--- Start ---

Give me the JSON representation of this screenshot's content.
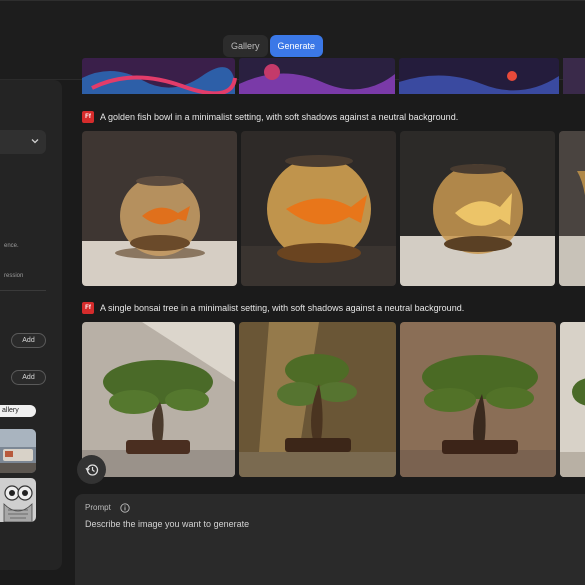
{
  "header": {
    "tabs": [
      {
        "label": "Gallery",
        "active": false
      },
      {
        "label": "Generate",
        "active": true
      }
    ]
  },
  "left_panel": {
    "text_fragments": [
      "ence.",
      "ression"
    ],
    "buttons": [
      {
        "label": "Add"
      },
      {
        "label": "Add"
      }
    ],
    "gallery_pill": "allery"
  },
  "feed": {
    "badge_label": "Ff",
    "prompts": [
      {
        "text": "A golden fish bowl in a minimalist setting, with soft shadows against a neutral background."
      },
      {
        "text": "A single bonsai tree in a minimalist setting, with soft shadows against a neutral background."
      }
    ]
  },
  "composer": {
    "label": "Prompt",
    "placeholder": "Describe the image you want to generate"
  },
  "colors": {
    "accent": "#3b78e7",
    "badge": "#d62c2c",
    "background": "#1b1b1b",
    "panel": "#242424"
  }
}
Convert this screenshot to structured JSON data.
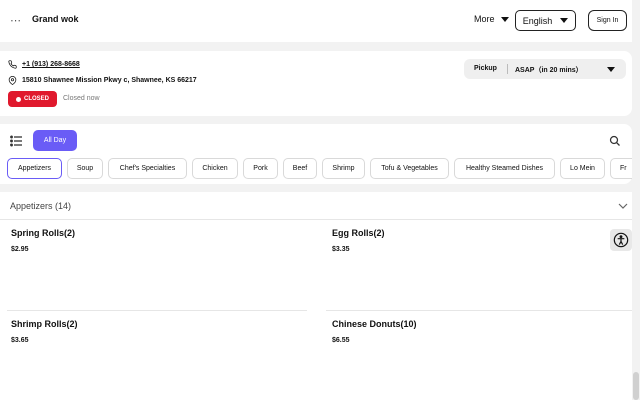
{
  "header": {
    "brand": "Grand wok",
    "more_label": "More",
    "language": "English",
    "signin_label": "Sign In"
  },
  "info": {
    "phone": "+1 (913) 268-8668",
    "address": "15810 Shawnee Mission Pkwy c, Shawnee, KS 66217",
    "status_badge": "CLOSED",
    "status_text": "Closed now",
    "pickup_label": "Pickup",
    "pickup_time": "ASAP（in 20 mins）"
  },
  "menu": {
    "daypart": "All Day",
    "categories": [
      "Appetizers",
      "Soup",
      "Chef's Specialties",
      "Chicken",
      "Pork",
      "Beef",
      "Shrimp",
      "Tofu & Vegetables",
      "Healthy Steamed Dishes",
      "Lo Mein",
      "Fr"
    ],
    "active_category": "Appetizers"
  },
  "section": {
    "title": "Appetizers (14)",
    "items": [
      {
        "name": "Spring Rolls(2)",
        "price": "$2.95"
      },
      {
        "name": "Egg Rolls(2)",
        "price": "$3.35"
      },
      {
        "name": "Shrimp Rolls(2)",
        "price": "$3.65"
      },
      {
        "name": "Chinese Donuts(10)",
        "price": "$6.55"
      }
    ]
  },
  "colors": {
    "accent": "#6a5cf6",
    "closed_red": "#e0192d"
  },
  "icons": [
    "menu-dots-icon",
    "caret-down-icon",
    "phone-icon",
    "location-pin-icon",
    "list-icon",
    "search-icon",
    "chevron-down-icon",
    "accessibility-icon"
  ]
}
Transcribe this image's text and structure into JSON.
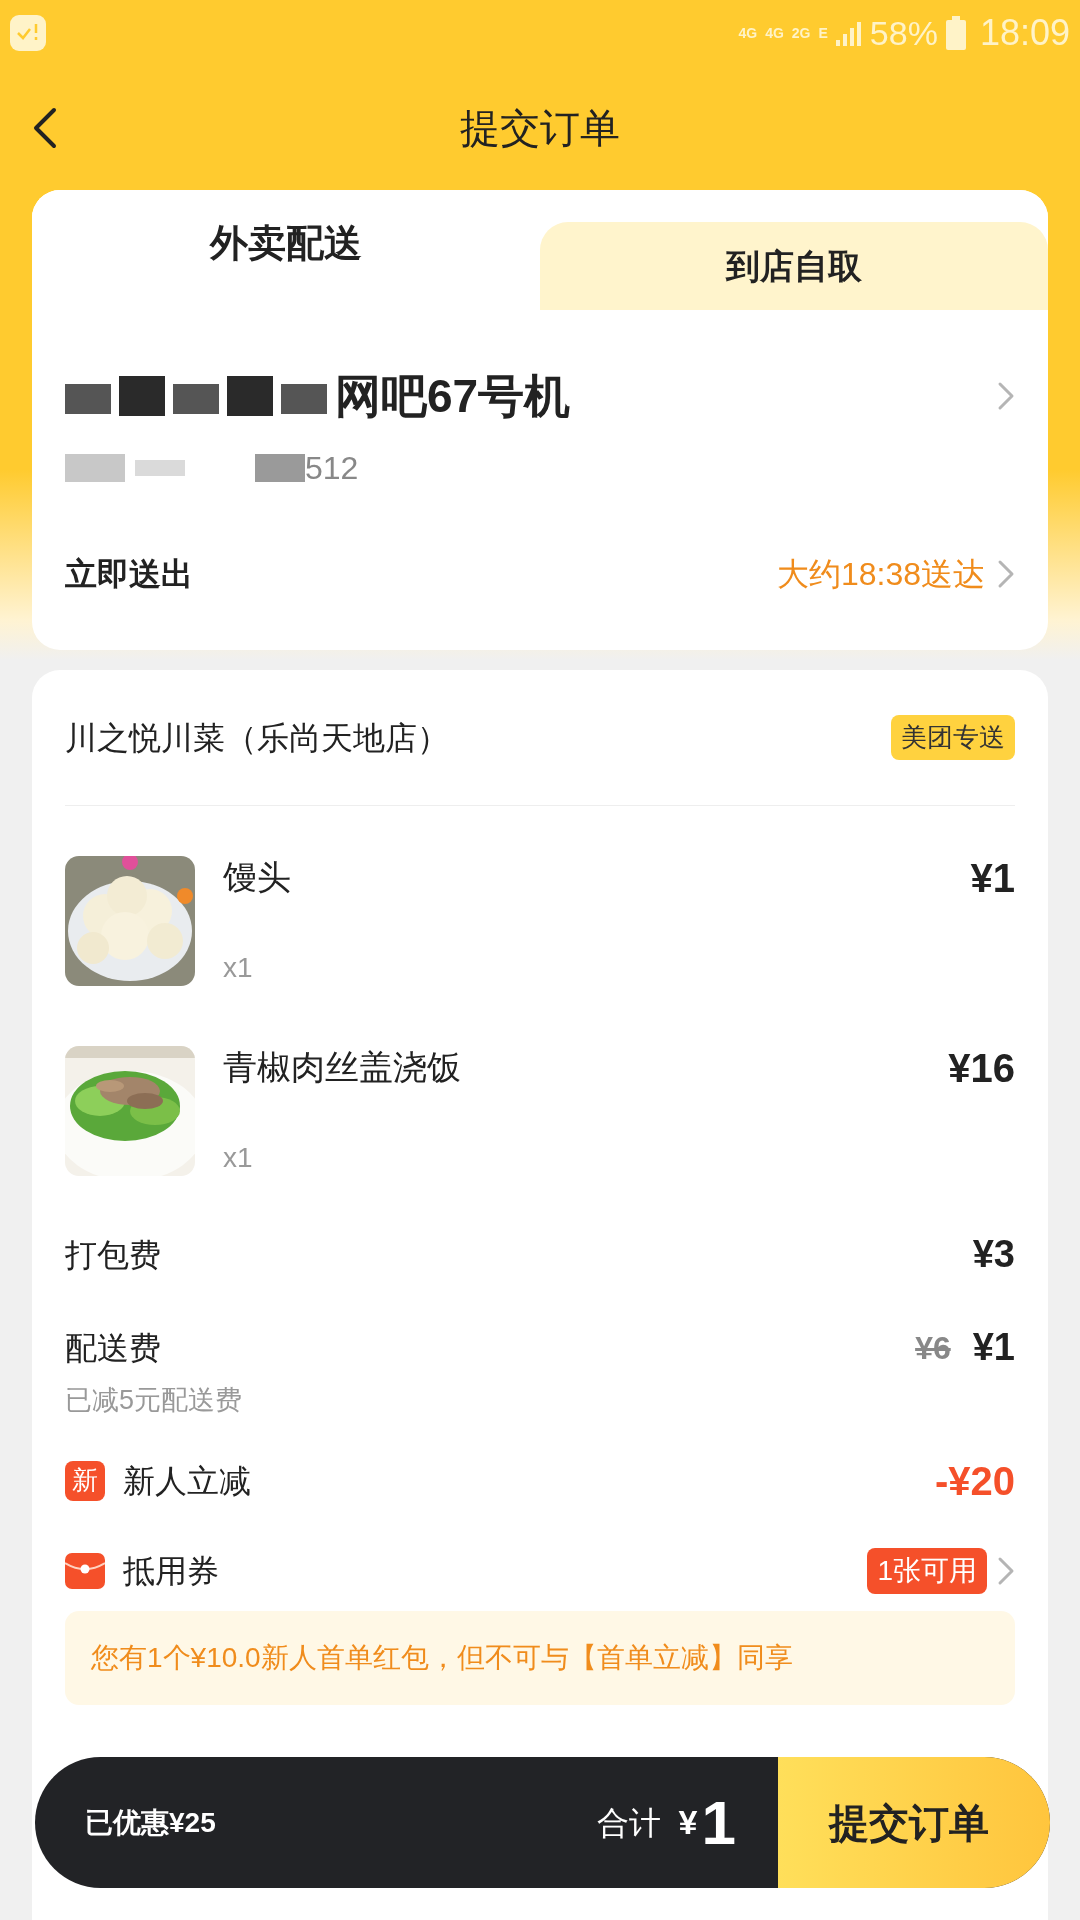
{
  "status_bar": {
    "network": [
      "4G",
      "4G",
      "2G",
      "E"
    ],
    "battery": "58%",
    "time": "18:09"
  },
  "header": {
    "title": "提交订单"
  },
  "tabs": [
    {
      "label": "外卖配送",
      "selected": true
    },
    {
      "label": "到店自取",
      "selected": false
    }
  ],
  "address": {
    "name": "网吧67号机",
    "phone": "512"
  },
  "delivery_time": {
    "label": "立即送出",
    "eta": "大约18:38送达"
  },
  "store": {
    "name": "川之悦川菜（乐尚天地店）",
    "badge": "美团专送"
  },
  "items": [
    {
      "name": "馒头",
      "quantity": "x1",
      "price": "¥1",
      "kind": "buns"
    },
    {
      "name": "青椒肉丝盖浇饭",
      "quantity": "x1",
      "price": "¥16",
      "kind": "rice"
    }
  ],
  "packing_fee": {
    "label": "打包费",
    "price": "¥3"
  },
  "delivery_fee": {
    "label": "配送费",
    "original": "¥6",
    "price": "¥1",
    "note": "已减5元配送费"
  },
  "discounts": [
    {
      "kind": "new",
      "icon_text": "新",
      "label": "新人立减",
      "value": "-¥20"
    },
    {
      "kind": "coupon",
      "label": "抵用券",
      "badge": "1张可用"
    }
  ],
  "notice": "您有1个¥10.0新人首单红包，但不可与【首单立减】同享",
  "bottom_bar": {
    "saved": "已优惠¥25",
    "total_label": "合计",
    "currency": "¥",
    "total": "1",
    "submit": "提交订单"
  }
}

--- End ---
--- Start ---

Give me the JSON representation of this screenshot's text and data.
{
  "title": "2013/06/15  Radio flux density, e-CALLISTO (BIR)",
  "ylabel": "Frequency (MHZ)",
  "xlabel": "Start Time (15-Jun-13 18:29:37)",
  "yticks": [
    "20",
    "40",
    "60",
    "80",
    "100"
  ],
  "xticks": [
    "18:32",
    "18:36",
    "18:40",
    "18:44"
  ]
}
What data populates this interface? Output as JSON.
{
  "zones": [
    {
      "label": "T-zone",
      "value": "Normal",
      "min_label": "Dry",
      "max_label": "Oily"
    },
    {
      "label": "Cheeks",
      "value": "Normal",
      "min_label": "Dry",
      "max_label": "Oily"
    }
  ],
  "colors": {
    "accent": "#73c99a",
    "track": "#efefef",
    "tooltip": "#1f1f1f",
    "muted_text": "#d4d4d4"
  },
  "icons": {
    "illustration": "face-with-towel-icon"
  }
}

--- End ---

- **Prompt**
Figure out how many lines of the data above include "representation", then give the number and nothing more.

- **Result of the task**
2